Given information:
——————
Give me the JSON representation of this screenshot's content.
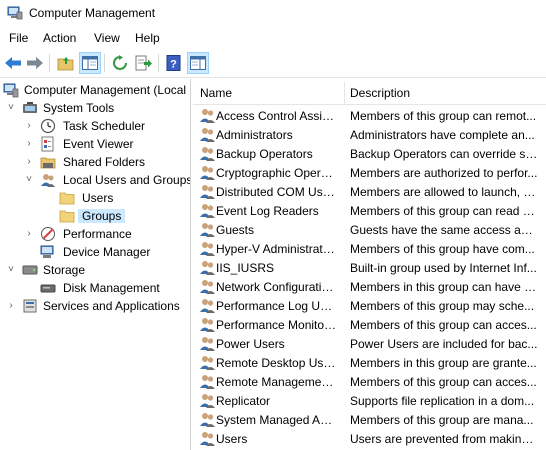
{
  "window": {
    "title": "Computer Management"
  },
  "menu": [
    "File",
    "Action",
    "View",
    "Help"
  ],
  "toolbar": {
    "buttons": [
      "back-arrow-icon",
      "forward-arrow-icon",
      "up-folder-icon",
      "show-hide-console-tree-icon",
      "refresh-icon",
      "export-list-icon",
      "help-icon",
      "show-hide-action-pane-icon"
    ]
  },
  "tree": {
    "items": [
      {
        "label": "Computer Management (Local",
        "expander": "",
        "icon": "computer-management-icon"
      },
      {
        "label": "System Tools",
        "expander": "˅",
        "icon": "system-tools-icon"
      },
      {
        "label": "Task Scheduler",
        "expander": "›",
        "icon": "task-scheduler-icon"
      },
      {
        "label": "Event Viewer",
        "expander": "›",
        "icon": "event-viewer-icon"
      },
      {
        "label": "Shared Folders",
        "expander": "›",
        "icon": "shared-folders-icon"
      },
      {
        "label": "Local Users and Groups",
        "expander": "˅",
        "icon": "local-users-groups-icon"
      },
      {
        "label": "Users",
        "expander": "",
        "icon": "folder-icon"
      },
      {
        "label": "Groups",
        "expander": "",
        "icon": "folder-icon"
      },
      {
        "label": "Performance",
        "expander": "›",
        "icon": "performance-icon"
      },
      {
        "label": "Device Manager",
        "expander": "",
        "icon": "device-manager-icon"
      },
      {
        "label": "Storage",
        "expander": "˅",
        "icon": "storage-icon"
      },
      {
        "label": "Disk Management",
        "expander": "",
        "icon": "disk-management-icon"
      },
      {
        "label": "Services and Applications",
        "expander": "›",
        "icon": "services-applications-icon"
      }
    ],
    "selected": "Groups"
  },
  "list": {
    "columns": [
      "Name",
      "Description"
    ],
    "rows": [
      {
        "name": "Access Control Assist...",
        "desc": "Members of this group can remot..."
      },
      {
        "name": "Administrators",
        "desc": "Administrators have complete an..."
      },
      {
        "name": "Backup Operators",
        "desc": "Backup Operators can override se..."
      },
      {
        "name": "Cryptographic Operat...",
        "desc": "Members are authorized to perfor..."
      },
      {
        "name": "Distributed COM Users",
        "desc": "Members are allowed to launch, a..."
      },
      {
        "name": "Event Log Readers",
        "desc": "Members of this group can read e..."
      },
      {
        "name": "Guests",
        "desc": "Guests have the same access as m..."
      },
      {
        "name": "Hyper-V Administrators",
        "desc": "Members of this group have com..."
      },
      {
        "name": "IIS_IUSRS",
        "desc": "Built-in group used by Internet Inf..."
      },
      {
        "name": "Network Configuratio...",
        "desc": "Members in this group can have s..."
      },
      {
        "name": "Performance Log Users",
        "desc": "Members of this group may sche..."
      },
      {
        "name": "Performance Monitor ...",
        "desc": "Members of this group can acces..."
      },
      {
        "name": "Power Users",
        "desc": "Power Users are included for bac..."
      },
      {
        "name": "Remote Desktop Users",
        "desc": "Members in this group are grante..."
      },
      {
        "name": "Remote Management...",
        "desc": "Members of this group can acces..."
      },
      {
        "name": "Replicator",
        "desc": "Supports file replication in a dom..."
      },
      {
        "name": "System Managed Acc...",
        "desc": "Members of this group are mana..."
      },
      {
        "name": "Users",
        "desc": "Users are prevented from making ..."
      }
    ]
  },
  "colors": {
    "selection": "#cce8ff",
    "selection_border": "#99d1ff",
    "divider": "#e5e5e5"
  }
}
——————
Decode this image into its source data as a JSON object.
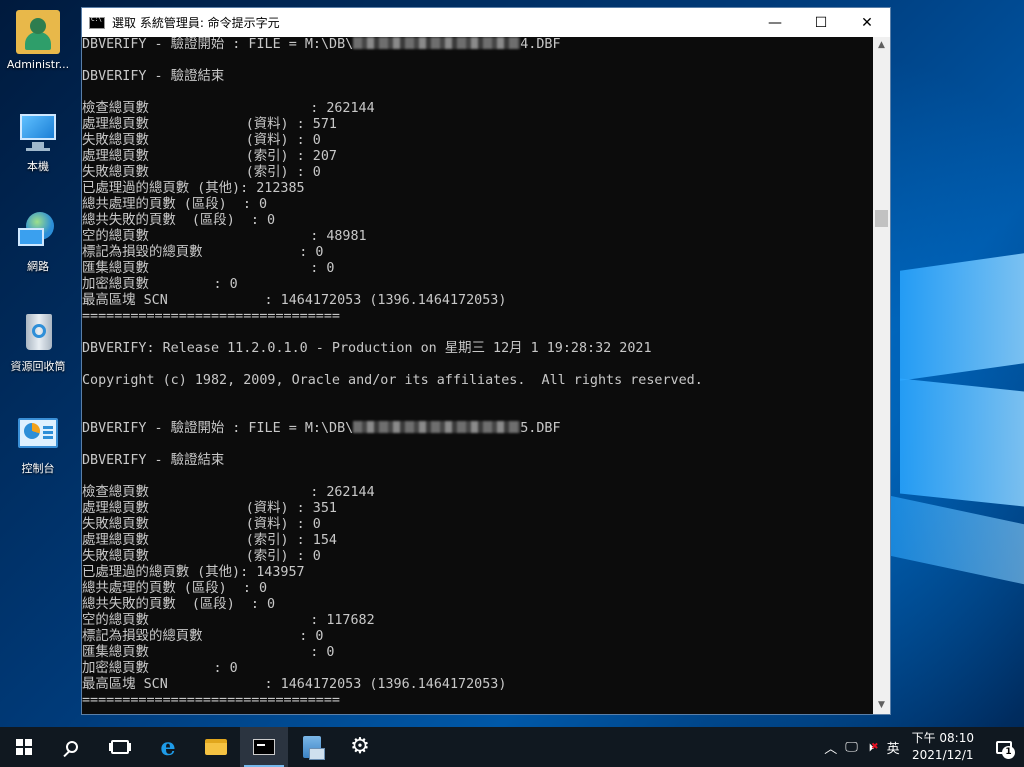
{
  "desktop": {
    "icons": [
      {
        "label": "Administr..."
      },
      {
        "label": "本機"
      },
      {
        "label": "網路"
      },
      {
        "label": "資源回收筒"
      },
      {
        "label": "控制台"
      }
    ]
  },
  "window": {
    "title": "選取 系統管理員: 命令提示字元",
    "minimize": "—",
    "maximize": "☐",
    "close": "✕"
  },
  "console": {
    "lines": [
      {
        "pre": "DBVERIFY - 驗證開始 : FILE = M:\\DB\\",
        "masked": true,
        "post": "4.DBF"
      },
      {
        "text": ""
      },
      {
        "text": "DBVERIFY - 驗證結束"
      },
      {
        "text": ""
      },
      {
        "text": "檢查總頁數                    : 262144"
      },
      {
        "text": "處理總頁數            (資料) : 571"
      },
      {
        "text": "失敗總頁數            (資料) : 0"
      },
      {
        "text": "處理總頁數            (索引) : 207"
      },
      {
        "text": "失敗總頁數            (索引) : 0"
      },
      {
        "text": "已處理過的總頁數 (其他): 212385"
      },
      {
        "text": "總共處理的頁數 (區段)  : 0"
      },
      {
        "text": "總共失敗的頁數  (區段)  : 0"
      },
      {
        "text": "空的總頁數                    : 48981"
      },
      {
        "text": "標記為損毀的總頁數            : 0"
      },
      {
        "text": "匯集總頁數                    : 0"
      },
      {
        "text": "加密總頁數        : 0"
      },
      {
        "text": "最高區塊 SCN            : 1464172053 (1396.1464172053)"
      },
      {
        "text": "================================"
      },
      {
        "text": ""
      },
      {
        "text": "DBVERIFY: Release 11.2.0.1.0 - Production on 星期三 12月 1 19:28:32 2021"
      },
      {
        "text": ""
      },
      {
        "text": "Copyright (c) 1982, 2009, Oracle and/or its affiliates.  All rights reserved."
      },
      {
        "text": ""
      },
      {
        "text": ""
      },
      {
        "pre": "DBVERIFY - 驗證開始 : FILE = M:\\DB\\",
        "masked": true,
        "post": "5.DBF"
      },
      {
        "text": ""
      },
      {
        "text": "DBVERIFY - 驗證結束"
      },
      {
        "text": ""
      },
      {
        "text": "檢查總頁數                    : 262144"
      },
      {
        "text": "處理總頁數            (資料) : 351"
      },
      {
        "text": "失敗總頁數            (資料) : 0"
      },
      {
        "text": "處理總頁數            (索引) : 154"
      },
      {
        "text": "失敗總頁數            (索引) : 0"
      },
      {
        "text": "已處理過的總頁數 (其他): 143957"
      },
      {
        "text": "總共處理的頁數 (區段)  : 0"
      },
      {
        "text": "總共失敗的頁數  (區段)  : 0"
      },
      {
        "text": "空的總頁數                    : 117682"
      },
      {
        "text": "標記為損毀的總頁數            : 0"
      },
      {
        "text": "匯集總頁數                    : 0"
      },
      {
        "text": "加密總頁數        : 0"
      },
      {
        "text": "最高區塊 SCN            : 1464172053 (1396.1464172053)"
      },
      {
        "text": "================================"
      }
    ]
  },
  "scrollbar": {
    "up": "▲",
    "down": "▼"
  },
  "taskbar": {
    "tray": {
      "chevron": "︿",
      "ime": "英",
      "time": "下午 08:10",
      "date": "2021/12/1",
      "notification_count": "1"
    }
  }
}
——————
The task: Using the records given above, list every line that includes the word "hide".

Solution below:
      "show-hide-console-tree-icon",
      "show-hide-action-pane-icon"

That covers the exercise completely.